— Start MATERIAL TO PROCESS —

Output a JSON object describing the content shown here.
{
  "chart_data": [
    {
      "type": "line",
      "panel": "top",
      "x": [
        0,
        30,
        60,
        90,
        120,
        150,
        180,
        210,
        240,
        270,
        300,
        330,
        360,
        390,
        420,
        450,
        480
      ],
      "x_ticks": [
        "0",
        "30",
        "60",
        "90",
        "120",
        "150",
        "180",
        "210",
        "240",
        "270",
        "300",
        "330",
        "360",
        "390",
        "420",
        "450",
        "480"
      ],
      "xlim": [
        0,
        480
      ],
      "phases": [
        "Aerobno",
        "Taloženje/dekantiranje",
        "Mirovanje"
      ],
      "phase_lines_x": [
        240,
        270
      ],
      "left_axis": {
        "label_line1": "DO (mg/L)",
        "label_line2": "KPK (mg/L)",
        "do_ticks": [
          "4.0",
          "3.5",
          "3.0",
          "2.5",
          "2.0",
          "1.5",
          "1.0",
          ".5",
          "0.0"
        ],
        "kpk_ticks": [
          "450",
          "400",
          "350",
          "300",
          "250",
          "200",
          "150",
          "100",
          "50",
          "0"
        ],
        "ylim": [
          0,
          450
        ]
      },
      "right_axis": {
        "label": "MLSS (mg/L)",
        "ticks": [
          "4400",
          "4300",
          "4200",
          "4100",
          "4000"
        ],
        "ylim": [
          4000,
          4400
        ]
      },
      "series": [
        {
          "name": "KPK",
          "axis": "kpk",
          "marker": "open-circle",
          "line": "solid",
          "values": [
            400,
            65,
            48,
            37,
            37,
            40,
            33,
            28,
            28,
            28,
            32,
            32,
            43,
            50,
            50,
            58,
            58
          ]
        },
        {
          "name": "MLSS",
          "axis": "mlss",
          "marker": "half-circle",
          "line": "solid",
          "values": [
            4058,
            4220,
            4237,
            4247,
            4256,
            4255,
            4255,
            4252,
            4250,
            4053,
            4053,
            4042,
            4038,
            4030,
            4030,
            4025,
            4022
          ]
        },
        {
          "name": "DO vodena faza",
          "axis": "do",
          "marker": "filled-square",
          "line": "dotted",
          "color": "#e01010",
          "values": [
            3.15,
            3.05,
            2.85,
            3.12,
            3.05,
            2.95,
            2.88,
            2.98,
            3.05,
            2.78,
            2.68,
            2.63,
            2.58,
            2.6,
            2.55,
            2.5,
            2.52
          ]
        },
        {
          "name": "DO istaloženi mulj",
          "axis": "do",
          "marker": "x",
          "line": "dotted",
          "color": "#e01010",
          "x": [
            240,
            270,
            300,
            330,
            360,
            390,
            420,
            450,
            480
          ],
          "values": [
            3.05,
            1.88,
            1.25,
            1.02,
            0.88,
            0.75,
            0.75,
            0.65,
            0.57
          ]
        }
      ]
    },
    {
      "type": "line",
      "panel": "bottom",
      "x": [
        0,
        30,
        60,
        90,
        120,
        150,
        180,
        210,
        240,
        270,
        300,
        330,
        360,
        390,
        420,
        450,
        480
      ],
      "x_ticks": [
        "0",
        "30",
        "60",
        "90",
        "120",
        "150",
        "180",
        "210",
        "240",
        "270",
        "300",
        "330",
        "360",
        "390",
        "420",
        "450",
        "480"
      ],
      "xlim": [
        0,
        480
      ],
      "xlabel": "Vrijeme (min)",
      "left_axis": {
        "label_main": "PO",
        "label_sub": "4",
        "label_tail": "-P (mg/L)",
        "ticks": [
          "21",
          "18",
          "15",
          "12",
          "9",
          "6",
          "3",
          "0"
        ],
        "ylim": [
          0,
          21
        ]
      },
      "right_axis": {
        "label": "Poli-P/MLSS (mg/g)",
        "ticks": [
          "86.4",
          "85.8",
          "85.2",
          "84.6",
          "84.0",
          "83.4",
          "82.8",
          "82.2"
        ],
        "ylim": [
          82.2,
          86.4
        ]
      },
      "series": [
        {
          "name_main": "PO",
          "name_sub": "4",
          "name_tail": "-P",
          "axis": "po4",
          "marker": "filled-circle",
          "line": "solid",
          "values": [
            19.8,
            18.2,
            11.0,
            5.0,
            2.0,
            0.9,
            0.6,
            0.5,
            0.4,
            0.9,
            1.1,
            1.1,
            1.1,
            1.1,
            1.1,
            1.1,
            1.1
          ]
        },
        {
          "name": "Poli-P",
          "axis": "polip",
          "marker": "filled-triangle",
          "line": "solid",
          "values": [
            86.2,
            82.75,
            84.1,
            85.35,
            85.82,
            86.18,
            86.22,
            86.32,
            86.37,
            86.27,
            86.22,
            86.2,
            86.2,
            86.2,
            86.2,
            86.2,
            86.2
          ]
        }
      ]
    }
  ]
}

— End MATERIAL TO PROCESS —
— Start MATERIAL TO PROCESS —

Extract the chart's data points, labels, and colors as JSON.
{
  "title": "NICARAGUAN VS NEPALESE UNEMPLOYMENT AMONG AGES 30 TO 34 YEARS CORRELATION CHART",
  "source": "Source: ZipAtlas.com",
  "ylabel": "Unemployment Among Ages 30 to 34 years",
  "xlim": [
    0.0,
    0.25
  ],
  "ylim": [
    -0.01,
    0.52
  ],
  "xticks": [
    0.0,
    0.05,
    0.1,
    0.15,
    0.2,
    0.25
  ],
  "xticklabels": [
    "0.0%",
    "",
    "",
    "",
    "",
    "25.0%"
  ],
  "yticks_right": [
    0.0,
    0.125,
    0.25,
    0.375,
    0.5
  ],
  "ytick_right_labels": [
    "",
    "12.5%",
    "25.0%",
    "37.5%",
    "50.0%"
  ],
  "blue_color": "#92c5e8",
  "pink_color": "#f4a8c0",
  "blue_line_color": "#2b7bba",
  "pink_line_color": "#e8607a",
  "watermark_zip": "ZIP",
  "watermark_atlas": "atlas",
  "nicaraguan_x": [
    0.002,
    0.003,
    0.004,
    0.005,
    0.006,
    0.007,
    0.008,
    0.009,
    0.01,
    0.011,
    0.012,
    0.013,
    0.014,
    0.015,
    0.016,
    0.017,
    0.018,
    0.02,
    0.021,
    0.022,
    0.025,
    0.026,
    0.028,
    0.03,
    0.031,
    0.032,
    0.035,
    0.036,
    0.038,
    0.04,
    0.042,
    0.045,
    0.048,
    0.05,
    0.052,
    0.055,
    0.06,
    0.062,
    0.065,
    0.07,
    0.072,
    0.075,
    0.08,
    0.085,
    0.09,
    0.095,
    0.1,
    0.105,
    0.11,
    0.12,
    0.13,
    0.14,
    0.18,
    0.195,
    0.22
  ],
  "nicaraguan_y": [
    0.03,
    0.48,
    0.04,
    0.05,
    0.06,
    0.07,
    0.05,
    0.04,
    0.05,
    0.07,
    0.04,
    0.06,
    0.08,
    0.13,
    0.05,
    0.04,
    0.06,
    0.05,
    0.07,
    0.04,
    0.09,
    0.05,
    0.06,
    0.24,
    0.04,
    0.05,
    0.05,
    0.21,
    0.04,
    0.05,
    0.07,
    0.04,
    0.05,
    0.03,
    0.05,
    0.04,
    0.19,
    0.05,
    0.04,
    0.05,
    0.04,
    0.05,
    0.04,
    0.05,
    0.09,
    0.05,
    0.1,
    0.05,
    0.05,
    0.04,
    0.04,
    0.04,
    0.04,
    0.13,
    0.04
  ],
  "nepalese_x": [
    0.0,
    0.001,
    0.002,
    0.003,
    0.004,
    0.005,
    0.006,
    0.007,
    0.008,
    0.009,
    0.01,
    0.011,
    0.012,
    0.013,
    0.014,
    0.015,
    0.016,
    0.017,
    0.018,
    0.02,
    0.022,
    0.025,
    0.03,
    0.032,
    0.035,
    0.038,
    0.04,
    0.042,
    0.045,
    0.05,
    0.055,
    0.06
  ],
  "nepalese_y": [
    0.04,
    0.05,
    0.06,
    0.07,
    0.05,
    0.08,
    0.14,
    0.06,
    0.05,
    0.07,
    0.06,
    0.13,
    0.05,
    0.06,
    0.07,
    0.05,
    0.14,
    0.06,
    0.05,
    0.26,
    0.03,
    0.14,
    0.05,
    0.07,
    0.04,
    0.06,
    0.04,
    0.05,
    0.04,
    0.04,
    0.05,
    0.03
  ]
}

— End MATERIAL TO PROCESS —
— Start MATERIAL TO PROCESS —

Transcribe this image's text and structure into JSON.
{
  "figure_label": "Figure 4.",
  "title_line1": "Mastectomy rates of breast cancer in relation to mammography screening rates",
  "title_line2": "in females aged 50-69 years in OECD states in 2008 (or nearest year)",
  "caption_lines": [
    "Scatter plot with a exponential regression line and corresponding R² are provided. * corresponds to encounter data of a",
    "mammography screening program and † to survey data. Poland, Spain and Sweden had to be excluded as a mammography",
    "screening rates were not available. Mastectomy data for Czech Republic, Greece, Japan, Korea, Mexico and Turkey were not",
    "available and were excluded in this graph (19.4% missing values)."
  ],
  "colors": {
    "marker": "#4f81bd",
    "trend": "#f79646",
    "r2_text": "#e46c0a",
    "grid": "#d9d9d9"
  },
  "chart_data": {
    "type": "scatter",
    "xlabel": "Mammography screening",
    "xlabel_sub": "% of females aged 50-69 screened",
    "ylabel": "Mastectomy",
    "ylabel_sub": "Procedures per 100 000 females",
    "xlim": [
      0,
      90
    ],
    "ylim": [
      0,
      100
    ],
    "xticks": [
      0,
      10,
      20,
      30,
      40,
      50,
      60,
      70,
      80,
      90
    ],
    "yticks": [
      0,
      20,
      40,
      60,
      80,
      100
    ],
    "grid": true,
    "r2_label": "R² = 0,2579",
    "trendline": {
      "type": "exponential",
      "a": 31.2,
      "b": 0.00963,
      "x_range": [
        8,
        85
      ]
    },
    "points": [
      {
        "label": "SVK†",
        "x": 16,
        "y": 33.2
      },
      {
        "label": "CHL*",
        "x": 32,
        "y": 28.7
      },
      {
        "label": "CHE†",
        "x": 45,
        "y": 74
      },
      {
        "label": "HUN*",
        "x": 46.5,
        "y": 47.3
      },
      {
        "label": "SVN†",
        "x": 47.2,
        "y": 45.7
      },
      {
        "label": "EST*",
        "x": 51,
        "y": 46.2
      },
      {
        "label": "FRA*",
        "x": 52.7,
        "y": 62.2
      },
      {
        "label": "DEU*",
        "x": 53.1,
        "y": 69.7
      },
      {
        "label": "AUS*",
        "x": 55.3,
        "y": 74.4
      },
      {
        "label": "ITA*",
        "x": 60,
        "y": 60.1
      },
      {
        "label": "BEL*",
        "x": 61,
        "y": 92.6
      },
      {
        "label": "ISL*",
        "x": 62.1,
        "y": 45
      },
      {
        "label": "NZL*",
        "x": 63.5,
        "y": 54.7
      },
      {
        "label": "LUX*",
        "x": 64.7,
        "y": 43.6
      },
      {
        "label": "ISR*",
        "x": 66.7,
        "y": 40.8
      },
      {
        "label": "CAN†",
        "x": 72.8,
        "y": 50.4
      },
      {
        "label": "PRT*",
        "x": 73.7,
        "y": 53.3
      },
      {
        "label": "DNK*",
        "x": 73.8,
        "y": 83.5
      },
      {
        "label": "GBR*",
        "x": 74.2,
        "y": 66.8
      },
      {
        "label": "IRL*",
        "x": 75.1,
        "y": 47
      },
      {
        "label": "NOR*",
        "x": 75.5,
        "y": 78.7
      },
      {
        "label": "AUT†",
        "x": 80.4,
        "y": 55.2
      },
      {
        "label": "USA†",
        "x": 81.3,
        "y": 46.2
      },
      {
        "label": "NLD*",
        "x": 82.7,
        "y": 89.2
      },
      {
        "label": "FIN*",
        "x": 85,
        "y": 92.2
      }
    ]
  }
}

— End MATERIAL TO PROCESS —

**STATED TASK**
State how many lines include the string "aged". Give no other information.

**TASK ANSWER**
2